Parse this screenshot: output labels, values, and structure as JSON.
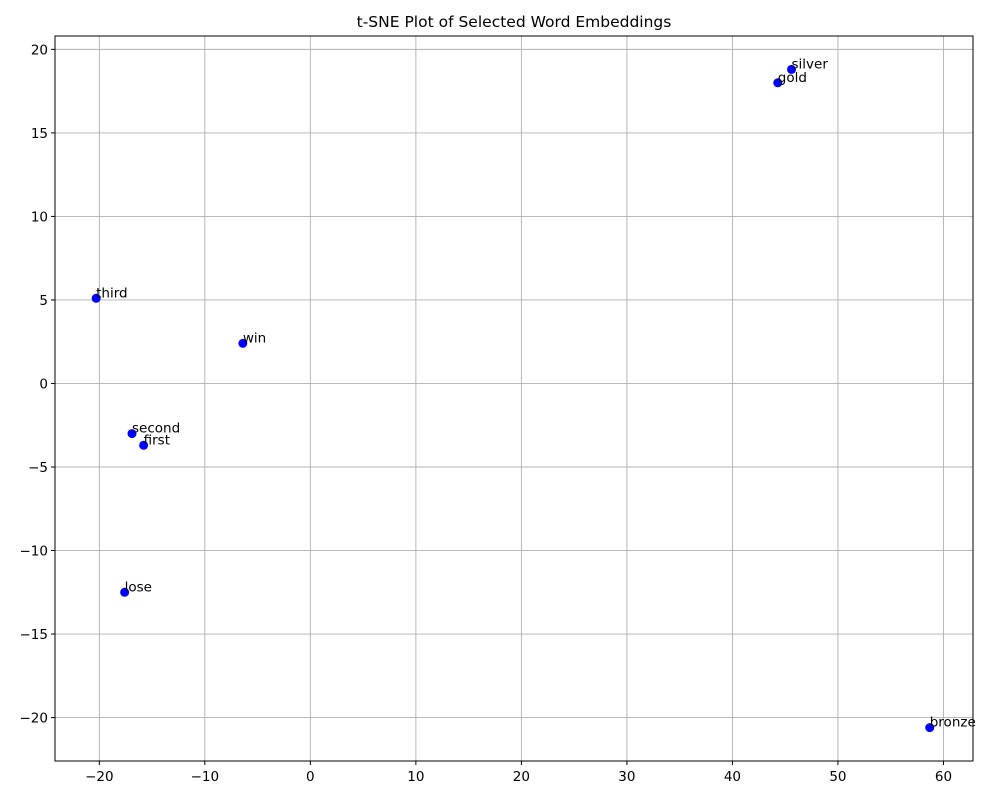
{
  "chart_data": {
    "type": "scatter",
    "title": "t-SNE Plot of Selected Word Embeddings",
    "xlabel": "",
    "ylabel": "",
    "xlim": [
      -24.2,
      62.8
    ],
    "ylim": [
      -22.6,
      20.8
    ],
    "xticks": [
      -20,
      -10,
      0,
      10,
      20,
      30,
      40,
      50,
      60
    ],
    "yticks": [
      -20,
      -15,
      -10,
      -5,
      0,
      5,
      10,
      15,
      20
    ],
    "xtick_labels": [
      "−20",
      "−10",
      "0",
      "10",
      "20",
      "30",
      "40",
      "50",
      "60"
    ],
    "ytick_labels": [
      "−20",
      "−15",
      "−10",
      "−5",
      "0",
      "5",
      "10",
      "15",
      "20"
    ],
    "grid": true,
    "marker_color": "#0000ff",
    "points": [
      {
        "label": "silver",
        "x": 45.6,
        "y": 18.8
      },
      {
        "label": "gold",
        "x": 44.3,
        "y": 18.0
      },
      {
        "label": "third",
        "x": -20.3,
        "y": 5.1
      },
      {
        "label": "win",
        "x": -6.4,
        "y": 2.4
      },
      {
        "label": "second",
        "x": -16.9,
        "y": -3.0
      },
      {
        "label": "first",
        "x": -15.8,
        "y": -3.7
      },
      {
        "label": "lose",
        "x": -17.6,
        "y": -12.5
      },
      {
        "label": "bronze",
        "x": 58.7,
        "y": -20.6
      }
    ]
  }
}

+++

• [WHAT TO DO]:
Send back the data above word for word, with the pictures left out.

• [EXERCISE OUTPUT]:
Parse this screenshot: output labels, values, and structure as JSON.
{
  "chart_data": {
    "type": "scatter",
    "title": "t-SNE Plot of Selected Word Embeddings",
    "xlabel": "",
    "ylabel": "",
    "xlim": [
      -24.2,
      62.8
    ],
    "ylim": [
      -22.6,
      20.8
    ],
    "xticks": [
      -20,
      -10,
      0,
      10,
      20,
      30,
      40,
      50,
      60
    ],
    "yticks": [
      -20,
      -15,
      -10,
      -5,
      0,
      5,
      10,
      15,
      20
    ],
    "xtick_labels": [
      "−20",
      "−10",
      "0",
      "10",
      "20",
      "30",
      "40",
      "50",
      "60"
    ],
    "ytick_labels": [
      "−20",
      "−15",
      "−10",
      "−5",
      "0",
      "5",
      "10",
      "15",
      "20"
    ],
    "grid": true,
    "marker_color": "#0000ff",
    "points": [
      {
        "label": "silver",
        "x": 45.6,
        "y": 18.8
      },
      {
        "label": "gold",
        "x": 44.3,
        "y": 18.0
      },
      {
        "label": "third",
        "x": -20.3,
        "y": 5.1
      },
      {
        "label": "win",
        "x": -6.4,
        "y": 2.4
      },
      {
        "label": "second",
        "x": -16.9,
        "y": -3.0
      },
      {
        "label": "first",
        "x": -15.8,
        "y": -3.7
      },
      {
        "label": "lose",
        "x": -17.6,
        "y": -12.5
      },
      {
        "label": "bronze",
        "x": 58.7,
        "y": -20.6
      }
    ]
  }
}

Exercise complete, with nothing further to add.